REQUIRED WORK:
Write out all the entries word for word and omit any pictures.

-------- DATA EXTRACT --------

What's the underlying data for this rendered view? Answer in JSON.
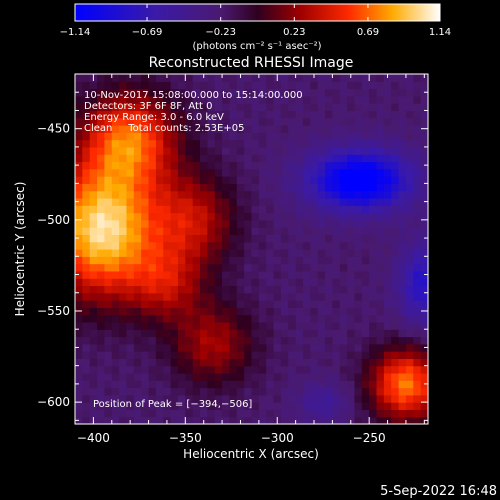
{
  "chart_data": {
    "type": "heatmap",
    "title": "Reconstructed RHESSI Image",
    "xlabel": "Heliocentric X (arcsec)",
    "ylabel": "Heliocentric Y (arcsec)",
    "xlim": [
      -410,
      -218
    ],
    "ylim": [
      -612,
      -420
    ],
    "x_ticks": [
      -400,
      -350,
      -300,
      -250
    ],
    "x_tick_labels": [
      "−400",
      "−350",
      "−300",
      "−250"
    ],
    "y_ticks": [
      -450,
      -500,
      -550,
      -600
    ],
    "y_tick_labels": [
      "−450",
      "−500",
      "−550",
      "−600"
    ],
    "colorbar": {
      "range": [
        -1.14,
        1.14
      ],
      "ticks": [
        -1.14,
        -0.69,
        -0.23,
        0.23,
        0.69,
        1.14
      ],
      "tick_labels": [
        "−1.14",
        "−0.69",
        "−0.23",
        "0.23",
        "0.69",
        "1.14"
      ],
      "units_text": "(photons cm⁻² s⁻¹ asec⁻²)"
    },
    "annotations": [
      "10-Nov-2017 15:08:00.000 to 15:14:00.000",
      "Detectors: 3F 6F 8F, Att 0",
      "Energy Range: 3.0 - 6.0 keV",
      "Clean     Total counts: 2.53E+05"
    ],
    "peak_text": "Position of Peak = [−394,−506]",
    "peak": {
      "x": -394,
      "y": -506
    },
    "sources": [
      {
        "x": -395,
        "y": -505,
        "sigma_x": 22,
        "sigma_y": 26,
        "amp": 1.25
      },
      {
        "x": -380,
        "y": -455,
        "sigma_x": 18,
        "sigma_y": 18,
        "amp": 0.85
      },
      {
        "x": -345,
        "y": -500,
        "sigma_x": 16,
        "sigma_y": 18,
        "amp": 0.55
      },
      {
        "x": -335,
        "y": -568,
        "sigma_x": 16,
        "sigma_y": 16,
        "amp": 0.5
      },
      {
        "x": -360,
        "y": -535,
        "sigma_x": 14,
        "sigma_y": 14,
        "amp": 0.45
      },
      {
        "x": -230,
        "y": -590,
        "sigma_x": 14,
        "sigma_y": 14,
        "amp": 0.95
      },
      {
        "x": -255,
        "y": -478,
        "sigma_x": 20,
        "sigma_y": 12,
        "amp": -1.05
      },
      {
        "x": -220,
        "y": -535,
        "sigma_x": 10,
        "sigma_y": 16,
        "amp": -0.6
      },
      {
        "x": -275,
        "y": -600,
        "sigma_x": 10,
        "sigma_y": 8,
        "amp": -0.3
      }
    ],
    "background_level": -0.22,
    "grid_steps": 48
  },
  "footer": {
    "date": "5-Sep-2022 16:48"
  }
}
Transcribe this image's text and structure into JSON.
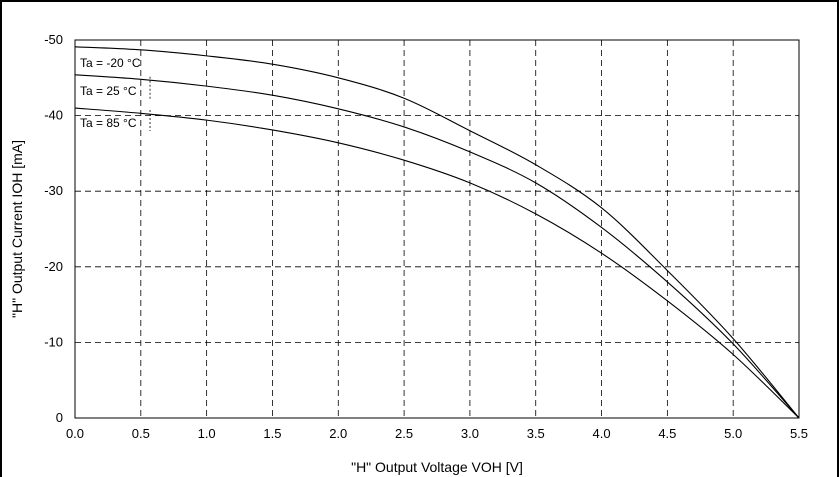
{
  "chart_data": {
    "type": "line",
    "title": "",
    "xlabel": "\"H\" Output Voltage VOH [V]",
    "ylabel": "\"H\" Output Current IOH [mA]",
    "xlim": [
      0,
      5.5
    ],
    "ylim": [
      0,
      -50
    ],
    "x_ticks": [
      "0.0",
      "0.5",
      "1.0",
      "1.5",
      "2.0",
      "2.5",
      "3.0",
      "3.5",
      "4.0",
      "4.5",
      "5.0",
      "5.5"
    ],
    "y_ticks": [
      "0",
      "-10",
      "-20",
      "-30",
      "-40",
      "-50"
    ],
    "grid": true,
    "series": [
      {
        "name": "Ta = -20 °C",
        "x": [
          0,
          0.5,
          1.0,
          1.5,
          2.0,
          2.5,
          3.0,
          3.5,
          4.0,
          4.5,
          5.0,
          5.5
        ],
        "y": [
          -49.1,
          -48.7,
          -47.9,
          -46.8,
          -45.0,
          -42.3,
          -38.0,
          -33.5,
          -27.8,
          -19.5,
          -10.5,
          0
        ]
      },
      {
        "name": "Ta = 25 °C",
        "x": [
          0,
          0.5,
          1.0,
          1.5,
          2.0,
          2.5,
          3.0,
          3.5,
          4.0,
          4.5,
          5.0,
          5.5
        ],
        "y": [
          -45.4,
          -44.8,
          -43.9,
          -42.7,
          -40.9,
          -38.5,
          -35.2,
          -31.1,
          -25.2,
          -18.0,
          -9.8,
          0
        ]
      },
      {
        "name": "Ta = 85 °C",
        "x": [
          0,
          0.5,
          1.0,
          1.5,
          2.0,
          2.5,
          3.0,
          3.5,
          4.0,
          4.5,
          5.0,
          5.5
        ],
        "y": [
          -41.0,
          -40.3,
          -39.4,
          -38.1,
          -36.4,
          -34.1,
          -31.1,
          -27.0,
          -21.8,
          -15.5,
          -8.4,
          0
        ]
      }
    ]
  }
}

--------

WRITTEN RESPONSE:
What's the underlying data for this rendered view? Answer in JSON.
{
  "chart_data": {
    "type": "heatmap",
    "title": "Reconstructed RHESSI Image",
    "xlabel": "Heliocentric X (arcsec)",
    "ylabel": "Heliocentric Y (arcsec)",
    "xlim": [
      -410,
      -218
    ],
    "ylim": [
      -612,
      -420
    ],
    "x_ticks": [
      -400,
      -350,
      -300,
      -250
    ],
    "x_tick_labels": [
      "−400",
      "−350",
      "−300",
      "−250"
    ],
    "y_ticks": [
      -450,
      -500,
      -550,
      -600
    ],
    "y_tick_labels": [
      "−450",
      "−500",
      "−550",
      "−600"
    ],
    "colorbar": {
      "range": [
        -1.14,
        1.14
      ],
      "ticks": [
        -1.14,
        -0.69,
        -0.23,
        0.23,
        0.69,
        1.14
      ],
      "tick_labels": [
        "−1.14",
        "−0.69",
        "−0.23",
        "0.23",
        "0.69",
        "1.14"
      ],
      "units_text": "(photons cm⁻² s⁻¹ asec⁻²)"
    },
    "annotations": [
      "10-Nov-2017 15:08:00.000 to 15:14:00.000",
      "Detectors: 3F 6F 8F, Att 0",
      "Energy Range: 3.0 - 6.0 keV",
      "Clean     Total counts: 2.53E+05"
    ],
    "peak_text": "Position of Peak = [−394,−506]",
    "peak": {
      "x": -394,
      "y": -506
    },
    "sources": [
      {
        "x": -395,
        "y": -505,
        "sigma_x": 22,
        "sigma_y": 26,
        "amp": 1.25
      },
      {
        "x": -380,
        "y": -455,
        "sigma_x": 18,
        "sigma_y": 18,
        "amp": 0.85
      },
      {
        "x": -345,
        "y": -500,
        "sigma_x": 16,
        "sigma_y": 18,
        "amp": 0.55
      },
      {
        "x": -335,
        "y": -568,
        "sigma_x": 16,
        "sigma_y": 16,
        "amp": 0.5
      },
      {
        "x": -360,
        "y": -535,
        "sigma_x": 14,
        "sigma_y": 14,
        "amp": 0.45
      },
      {
        "x": -230,
        "y": -590,
        "sigma_x": 14,
        "sigma_y": 14,
        "amp": 0.95
      },
      {
        "x": -255,
        "y": -478,
        "sigma_x": 20,
        "sigma_y": 12,
        "amp": -1.05
      },
      {
        "x": -220,
        "y": -535,
        "sigma_x": 10,
        "sigma_y": 16,
        "amp": -0.6
      },
      {
        "x": -275,
        "y": -600,
        "sigma_x": 10,
        "sigma_y": 8,
        "amp": -0.3
      }
    ],
    "background_level": -0.22,
    "grid_steps": 48
  },
  "footer": {
    "date": "5-Sep-2022 16:48"
  }
}
Transcribe this image's text and structure into JSON.
{
  "chart_data": {
    "type": "line",
    "title": "",
    "xlabel": "\"H\" Output Voltage VOH [V]",
    "ylabel": "\"H\" Output Current IOH [mA]",
    "xlim": [
      0,
      5.5
    ],
    "ylim": [
      0,
      -50
    ],
    "x_ticks": [
      "0.0",
      "0.5",
      "1.0",
      "1.5",
      "2.0",
      "2.5",
      "3.0",
      "3.5",
      "4.0",
      "4.5",
      "5.0",
      "5.5"
    ],
    "y_ticks": [
      "0",
      "-10",
      "-20",
      "-30",
      "-40",
      "-50"
    ],
    "grid": true,
    "series": [
      {
        "name": "Ta = -20 °C",
        "x": [
          0,
          0.5,
          1.0,
          1.5,
          2.0,
          2.5,
          3.0,
          3.5,
          4.0,
          4.5,
          5.0,
          5.5
        ],
        "y": [
          -49.1,
          -48.7,
          -47.9,
          -46.8,
          -45.0,
          -42.3,
          -38.0,
          -33.5,
          -27.8,
          -19.5,
          -10.5,
          0
        ]
      },
      {
        "name": "Ta = 25 °C",
        "x": [
          0,
          0.5,
          1.0,
          1.5,
          2.0,
          2.5,
          3.0,
          3.5,
          4.0,
          4.5,
          5.0,
          5.5
        ],
        "y": [
          -45.4,
          -44.8,
          -43.9,
          -42.7,
          -40.9,
          -38.5,
          -35.2,
          -31.1,
          -25.2,
          -18.0,
          -9.8,
          0
        ]
      },
      {
        "name": "Ta = 85 °C",
        "x": [
          0,
          0.5,
          1.0,
          1.5,
          2.0,
          2.5,
          3.0,
          3.5,
          4.0,
          4.5,
          5.0,
          5.5
        ],
        "y": [
          -41.0,
          -40.3,
          -39.4,
          -38.1,
          -36.4,
          -34.1,
          -31.1,
          -27.0,
          -21.8,
          -15.5,
          -8.4,
          0
        ]
      }
    ]
  }
}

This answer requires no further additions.